Material for the task |
★ ★ ★ ★ ★ ★ ★
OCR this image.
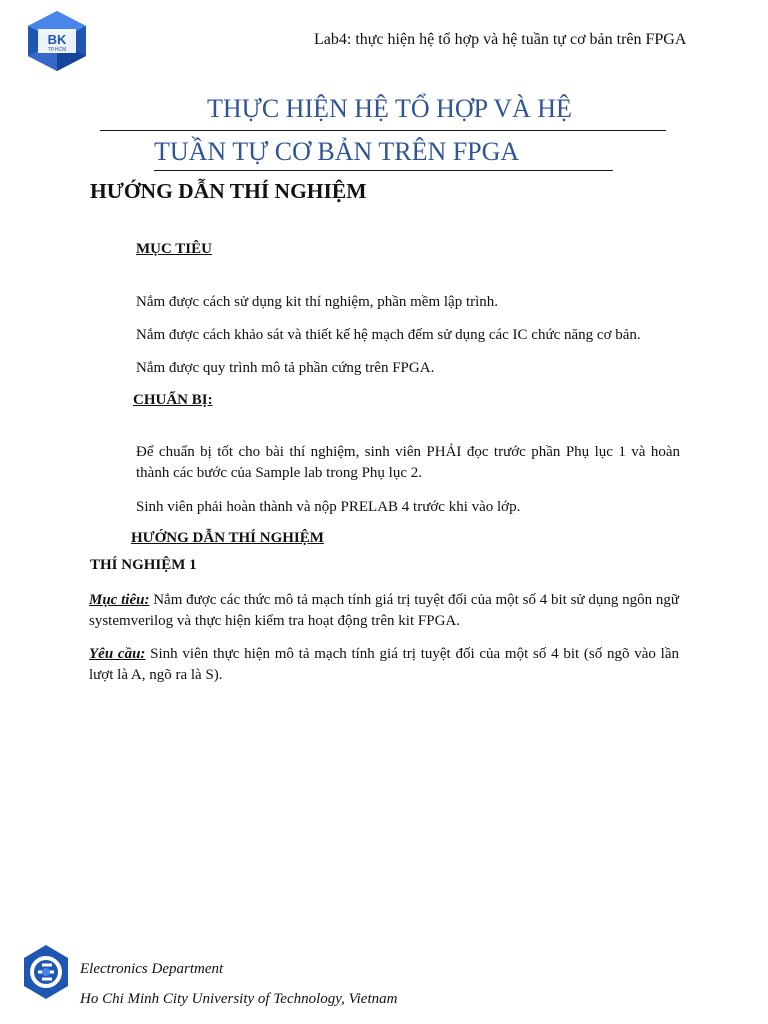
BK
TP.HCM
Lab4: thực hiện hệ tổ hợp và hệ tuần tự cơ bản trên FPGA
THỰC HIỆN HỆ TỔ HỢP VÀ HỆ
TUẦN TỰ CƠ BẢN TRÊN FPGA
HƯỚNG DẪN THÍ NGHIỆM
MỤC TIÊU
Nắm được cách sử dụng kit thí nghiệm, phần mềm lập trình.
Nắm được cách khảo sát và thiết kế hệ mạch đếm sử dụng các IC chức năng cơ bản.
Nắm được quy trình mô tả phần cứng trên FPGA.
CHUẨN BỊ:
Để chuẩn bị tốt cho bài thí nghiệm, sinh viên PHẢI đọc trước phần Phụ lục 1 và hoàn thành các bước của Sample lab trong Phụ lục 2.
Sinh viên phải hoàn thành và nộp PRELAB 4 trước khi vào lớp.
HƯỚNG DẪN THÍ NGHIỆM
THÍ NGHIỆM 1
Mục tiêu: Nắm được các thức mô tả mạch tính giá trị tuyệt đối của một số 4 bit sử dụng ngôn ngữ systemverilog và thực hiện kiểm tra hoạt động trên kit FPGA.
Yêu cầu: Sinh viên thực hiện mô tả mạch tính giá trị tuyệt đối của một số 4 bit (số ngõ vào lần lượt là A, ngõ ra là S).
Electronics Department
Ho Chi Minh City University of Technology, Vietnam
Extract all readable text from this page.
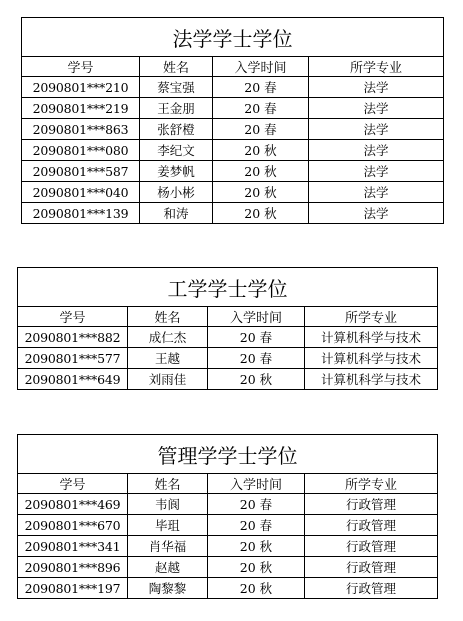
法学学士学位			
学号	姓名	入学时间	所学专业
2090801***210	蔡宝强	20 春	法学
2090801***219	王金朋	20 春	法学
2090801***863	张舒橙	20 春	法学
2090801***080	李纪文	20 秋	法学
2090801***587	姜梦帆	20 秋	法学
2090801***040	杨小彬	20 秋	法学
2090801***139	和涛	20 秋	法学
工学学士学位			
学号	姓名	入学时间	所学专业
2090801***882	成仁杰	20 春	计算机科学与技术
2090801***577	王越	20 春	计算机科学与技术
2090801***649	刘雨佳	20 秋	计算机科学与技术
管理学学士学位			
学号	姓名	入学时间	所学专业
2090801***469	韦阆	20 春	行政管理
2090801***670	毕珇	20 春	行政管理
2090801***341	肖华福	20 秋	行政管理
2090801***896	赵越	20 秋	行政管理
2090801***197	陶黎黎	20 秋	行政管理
★ ★ ★ ★ ★ ★ ★
What the exercise asks |
Leave out the pictures and output the rest of the material exactly as written.

Output for this task |
OCR this image.
BK
TP.HCM
Lab4: thực hiện hệ tổ hợp và hệ tuần tự cơ bản trên FPGA
THỰC HIỆN HỆ TỔ HỢP VÀ HỆ
TUẦN TỰ CƠ BẢN TRÊN FPGA
HƯỚNG DẪN THÍ NGHIỆM
MỤC TIÊU
Nắm được cách sử dụng kit thí nghiệm, phần mềm lập trình.
Nắm được cách khảo sát và thiết kế hệ mạch đếm sử dụng các IC chức năng cơ bản.
Nắm được quy trình mô tả phần cứng trên FPGA.
CHUẨN BỊ:
Để chuẩn bị tốt cho bài thí nghiệm, sinh viên PHẢI đọc trước phần Phụ lục 1 và hoàn thành các bước của Sample lab trong Phụ lục 2.
Sinh viên phải hoàn thành và nộp PRELAB 4 trước khi vào lớp.
HƯỚNG DẪN THÍ NGHIỆM
THÍ NGHIỆM 1
Mục tiêu: Nắm được các thức mô tả mạch tính giá trị tuyệt đối của một số 4 bit sử dụng ngôn ngữ systemverilog và thực hiện kiểm tra hoạt động trên kit FPGA.
Yêu cầu: Sinh viên thực hiện mô tả mạch tính giá trị tuyệt đối của một số 4 bit (số ngõ vào lần lượt là A, ngõ ra là S).
Electronics Department
Ho Chi Minh City University of Technology, Vietnam
Extract all readable text from this page.
法学学士学位			
学号	姓名	入学时间	所学专业
2090801***210	蔡宝强	20 春	法学
2090801***219	王金朋	20 春	法学
2090801***863	张舒橙	20 春	法学
2090801***080	李纪文	20 秋	法学
2090801***587	姜梦帆	20 秋	法学
2090801***040	杨小彬	20 秋	法学
2090801***139	和涛	20 秋	法学
工学学士学位			
学号	姓名	入学时间	所学专业
2090801***882	成仁杰	20 春	计算机科学与技术
2090801***577	王越	20 春	计算机科学与技术
2090801***649	刘雨佳	20 秋	计算机科学与技术
管理学学士学位			
学号	姓名	入学时间	所学专业
2090801***469	韦阆	20 春	行政管理
2090801***670	毕珇	20 春	行政管理
2090801***341	肖华福	20 秋	行政管理
2090801***896	赵越	20 秋	行政管理
2090801***197	陶黎黎	20 秋	行政管理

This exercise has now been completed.